What to do:
Give the material once more, word for word, without any images.
--- start ---
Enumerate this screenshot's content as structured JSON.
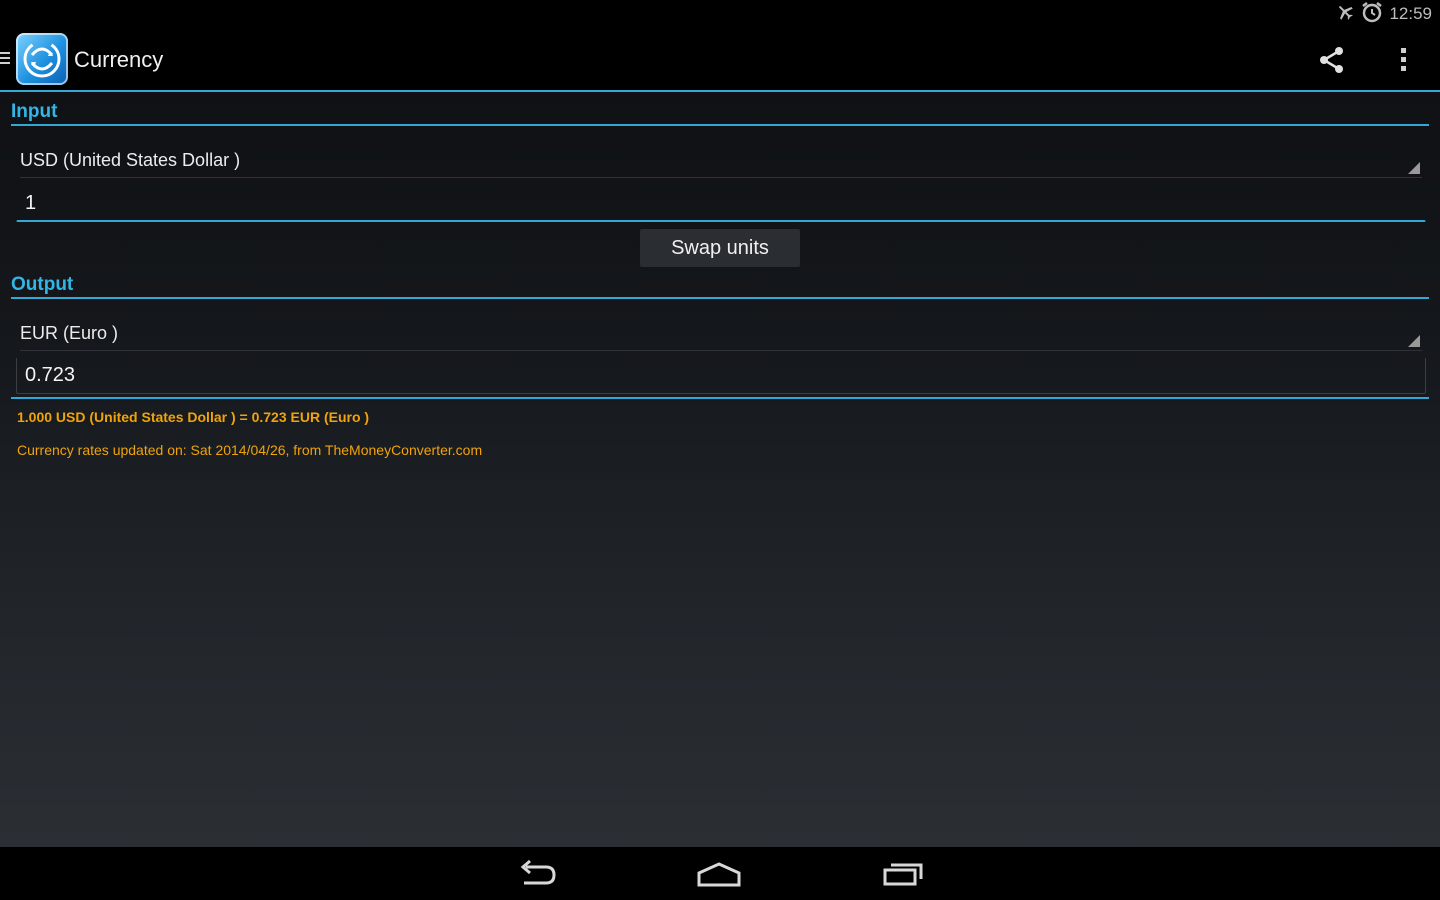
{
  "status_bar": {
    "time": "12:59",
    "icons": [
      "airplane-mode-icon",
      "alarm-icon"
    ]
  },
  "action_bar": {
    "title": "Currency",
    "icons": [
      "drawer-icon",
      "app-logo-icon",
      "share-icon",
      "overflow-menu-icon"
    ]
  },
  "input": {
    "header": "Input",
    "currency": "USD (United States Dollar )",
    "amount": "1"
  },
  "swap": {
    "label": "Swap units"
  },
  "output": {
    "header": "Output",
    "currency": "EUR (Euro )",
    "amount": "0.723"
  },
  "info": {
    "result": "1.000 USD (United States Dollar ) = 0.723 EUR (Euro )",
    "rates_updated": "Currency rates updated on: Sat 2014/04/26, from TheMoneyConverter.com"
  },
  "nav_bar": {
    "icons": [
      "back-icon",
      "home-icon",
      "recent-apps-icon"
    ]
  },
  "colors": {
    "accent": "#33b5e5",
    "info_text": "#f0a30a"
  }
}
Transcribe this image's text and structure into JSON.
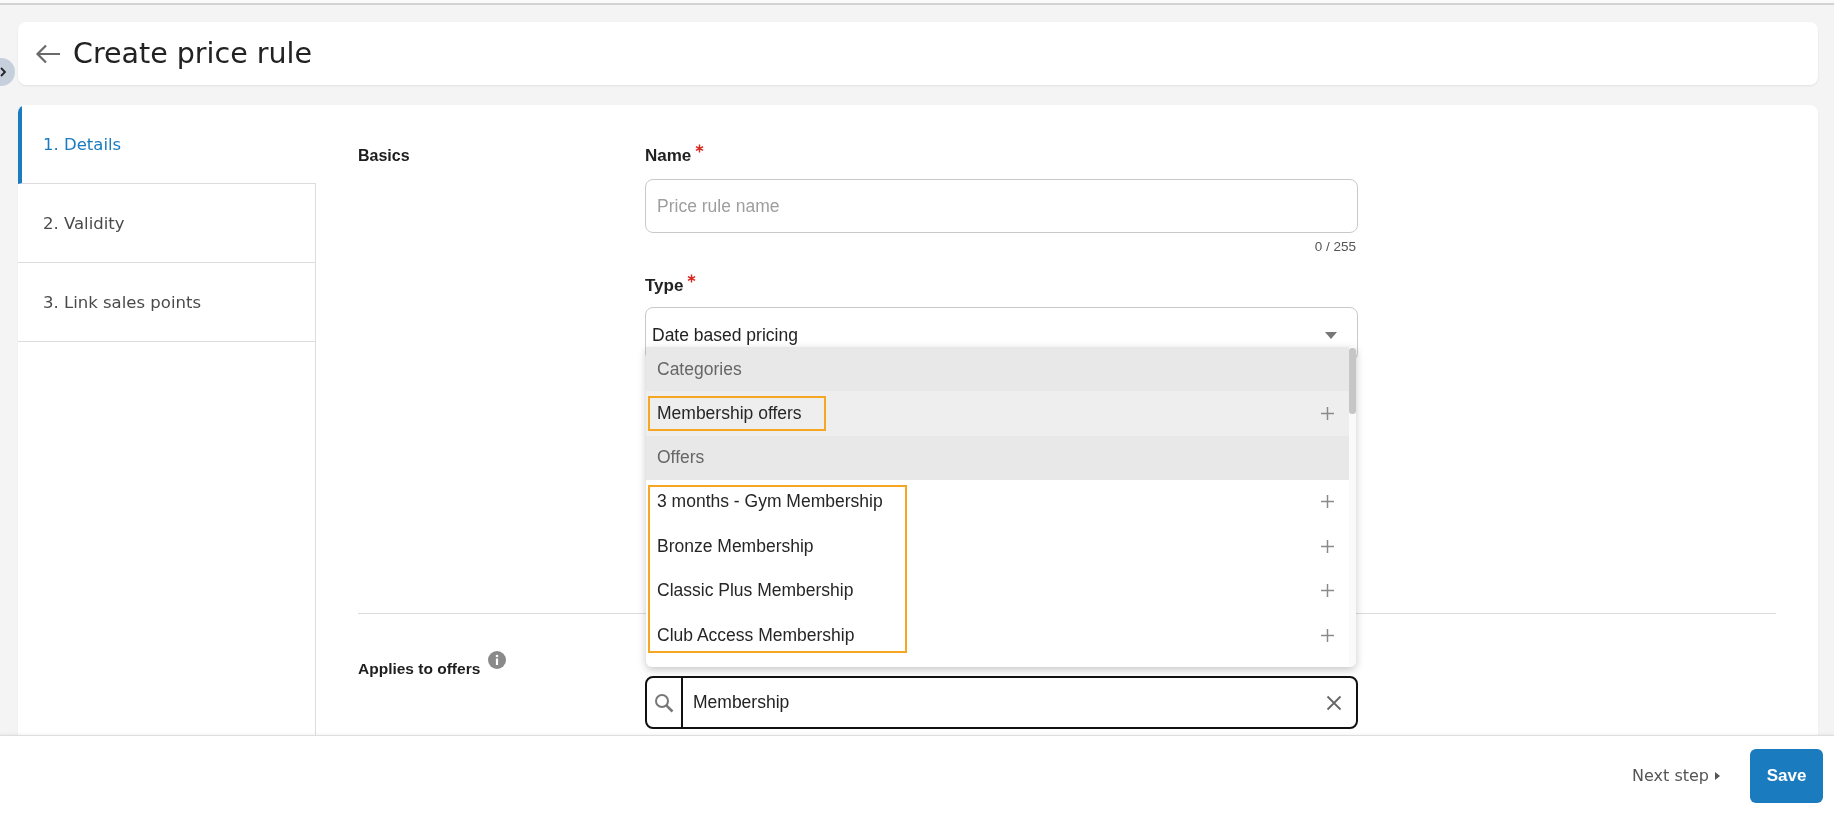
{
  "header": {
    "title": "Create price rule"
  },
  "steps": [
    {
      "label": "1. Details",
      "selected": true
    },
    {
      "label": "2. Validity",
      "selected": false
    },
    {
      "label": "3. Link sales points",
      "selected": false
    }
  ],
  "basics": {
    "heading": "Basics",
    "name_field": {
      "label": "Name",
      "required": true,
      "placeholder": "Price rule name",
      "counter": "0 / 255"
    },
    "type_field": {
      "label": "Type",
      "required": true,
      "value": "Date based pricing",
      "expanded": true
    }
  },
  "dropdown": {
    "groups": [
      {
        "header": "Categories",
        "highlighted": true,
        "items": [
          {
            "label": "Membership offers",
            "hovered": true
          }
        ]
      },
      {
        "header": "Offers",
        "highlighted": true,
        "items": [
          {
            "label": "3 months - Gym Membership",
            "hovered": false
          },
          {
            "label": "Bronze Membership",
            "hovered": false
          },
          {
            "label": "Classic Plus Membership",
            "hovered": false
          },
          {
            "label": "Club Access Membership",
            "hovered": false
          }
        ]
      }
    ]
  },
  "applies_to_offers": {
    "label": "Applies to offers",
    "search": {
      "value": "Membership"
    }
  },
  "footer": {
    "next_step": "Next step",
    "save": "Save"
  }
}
--- end ---
Response:
Enumerate this screenshot's content as structured JSON.
{
  "status_bar": {
    "time": "12:59",
    "icons": [
      "airplane-mode-icon",
      "alarm-icon"
    ]
  },
  "action_bar": {
    "title": "Currency",
    "icons": [
      "drawer-icon",
      "app-logo-icon",
      "share-icon",
      "overflow-menu-icon"
    ]
  },
  "input": {
    "header": "Input",
    "currency": "USD (United States Dollar )",
    "amount": "1"
  },
  "swap": {
    "label": "Swap units"
  },
  "output": {
    "header": "Output",
    "currency": "EUR (Euro )",
    "amount": "0.723"
  },
  "info": {
    "result": "1.000 USD (United States Dollar ) = 0.723 EUR (Euro )",
    "rates_updated": "Currency rates updated on: Sat 2014/04/26, from TheMoneyConverter.com"
  },
  "nav_bar": {
    "icons": [
      "back-icon",
      "home-icon",
      "recent-apps-icon"
    ]
  },
  "colors": {
    "accent": "#33b5e5",
    "info_text": "#f0a30a"
  }
}
Transcribe this image's text and structure into JSON.
{
  "header": {
    "title": "Create price rule"
  },
  "steps": [
    {
      "label": "1. Details",
      "selected": true
    },
    {
      "label": "2. Validity",
      "selected": false
    },
    {
      "label": "3. Link sales points",
      "selected": false
    }
  ],
  "basics": {
    "heading": "Basics",
    "name_field": {
      "label": "Name",
      "required": true,
      "placeholder": "Price rule name",
      "counter": "0 / 255"
    },
    "type_field": {
      "label": "Type",
      "required": true,
      "value": "Date based pricing",
      "expanded": true
    }
  },
  "dropdown": {
    "groups": [
      {
        "header": "Categories",
        "highlighted": true,
        "items": [
          {
            "label": "Membership offers",
            "hovered": true
          }
        ]
      },
      {
        "header": "Offers",
        "highlighted": true,
        "items": [
          {
            "label": "3 months - Gym Membership",
            "hovered": false
          },
          {
            "label": "Bronze Membership",
            "hovered": false
          },
          {
            "label": "Classic Plus Membership",
            "hovered": false
          },
          {
            "label": "Club Access Membership",
            "hovered": false
          }
        ]
      }
    ]
  },
  "applies_to_offers": {
    "label": "Applies to offers",
    "search": {
      "value": "Membership"
    }
  },
  "footer": {
    "next_step": "Next step",
    "save": "Save"
  }
}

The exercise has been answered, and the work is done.